[start]
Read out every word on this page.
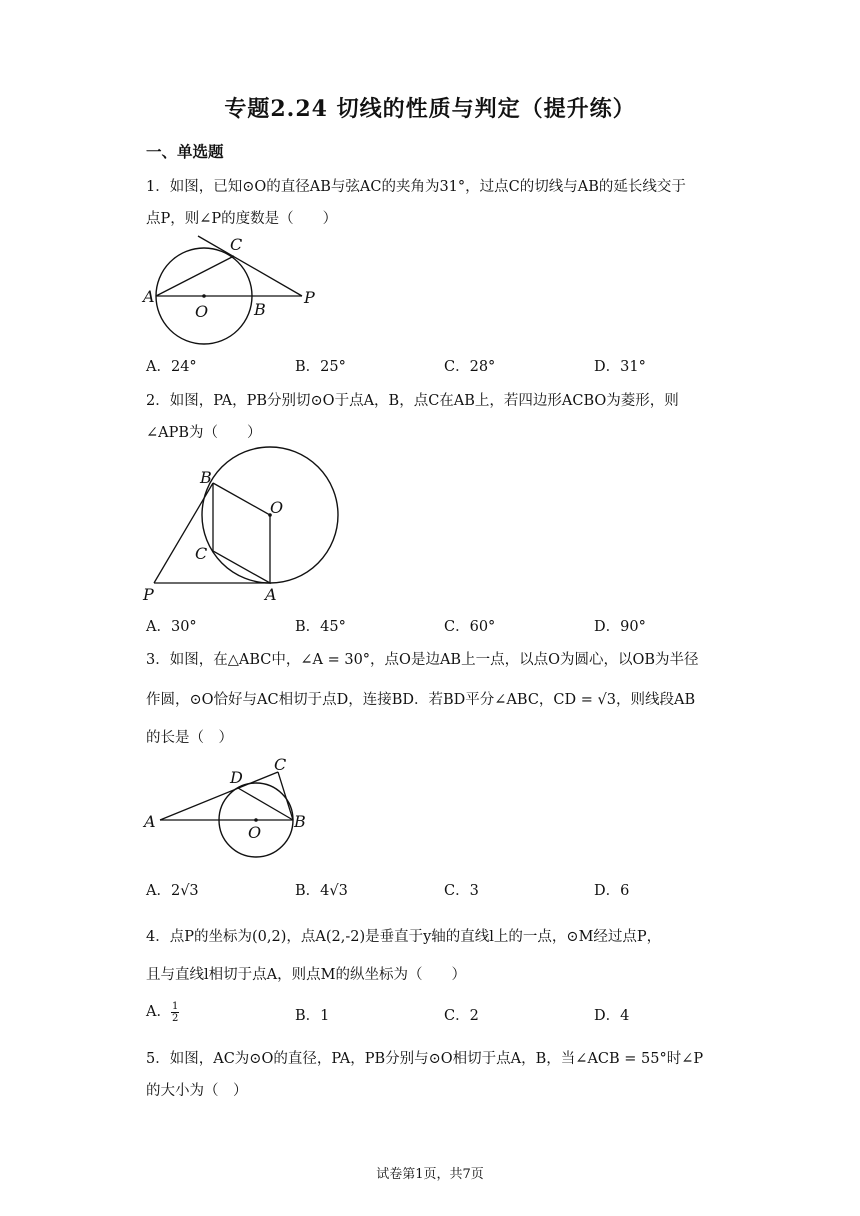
专题2.24 切线的性质与判定（提升练）
一、单选题
1．如图，已知⊙O的直径AB与弦AC的夹角为31°，过点C的切线与AB的延长线交于
点P，则∠P的度数是（　　）
A
C
O	B
P
A．24°	B．25°	C．28°	D．31°
2．如图，PA，PB分别切⊙O于点A，B，点C在AB上，若四边形ACBO为菱形，则
∠APB为（　　）
B
O
C
P	A
A．30°	B．45°	C．60°	D．90°
3．如图，在△ABC中，∠A = 30°，点O是边AB上一点，以点O为圆心，以OB为半径
作圆，⊙O恰好与AC相切于点D，连接BD．若BD平分∠ABC，CD = √3，则线段AB
的长是（　）
A
D
C
O
B
A．2√3	B．4√3	C．3	D．6
4．点P的坐标为(0,2)，点A(2,-2)是垂直于y轴的直线l上的一点，⊙M经过点P，
且与直线l相切于点A，则点M的纵坐标为（　　）
A． $\frac{1}{2}$	B．1	C．2	D．4
5．如图，AC为⊙O的直径，PA，PB分别与⊙O相切于点A，B，当∠ACB = 55°时∠P
的大小为（　）
试卷第1页，共7页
[end]
* [WHAT THIS TASK INVOLVES]: Repeat the listing in full and exactly. Leave any pictures out.

* [RESPONSE TO THIS EXERCISE]:
Read out every word on this page.
专题2.24 切线的性质与判定（提升练）
一、单选题
1．如图，已知⊙O的直径AB与弦AC的夹角为31°，过点C的切线与AB的延长线交于
点P，则∠P的度数是（　　）
A
C
O	B
P
A．24°	B．25°	C．28°	D．31°
2．如图，PA，PB分别切⊙O于点A，B，点C在AB上，若四边形ACBO为菱形，则
∠APB为（　　）
B
O
C
P	A
A．30°	B．45°	C．60°	D．90°
3．如图，在△ABC中，∠A = 30°，点O是边AB上一点，以点O为圆心，以OB为半径
作圆，⊙O恰好与AC相切于点D，连接BD．若BD平分∠ABC，CD = √3，则线段AB
的长是（　）
A
D
C
O
B
A．2√3	B．4√3	C．3	D．6
4．点P的坐标为(0,2)，点A(2,-2)是垂直于y轴的直线l上的一点，⊙M经过点P，
且与直线l相切于点A，则点M的纵坐标为（　　）
A． $\frac{1}{2}$	B．1	C．2	D．4
5．如图，AC为⊙O的直径，PA，PB分别与⊙O相切于点A，B，当∠ACB = 55°时∠P
的大小为（　）
试卷第1页，共7页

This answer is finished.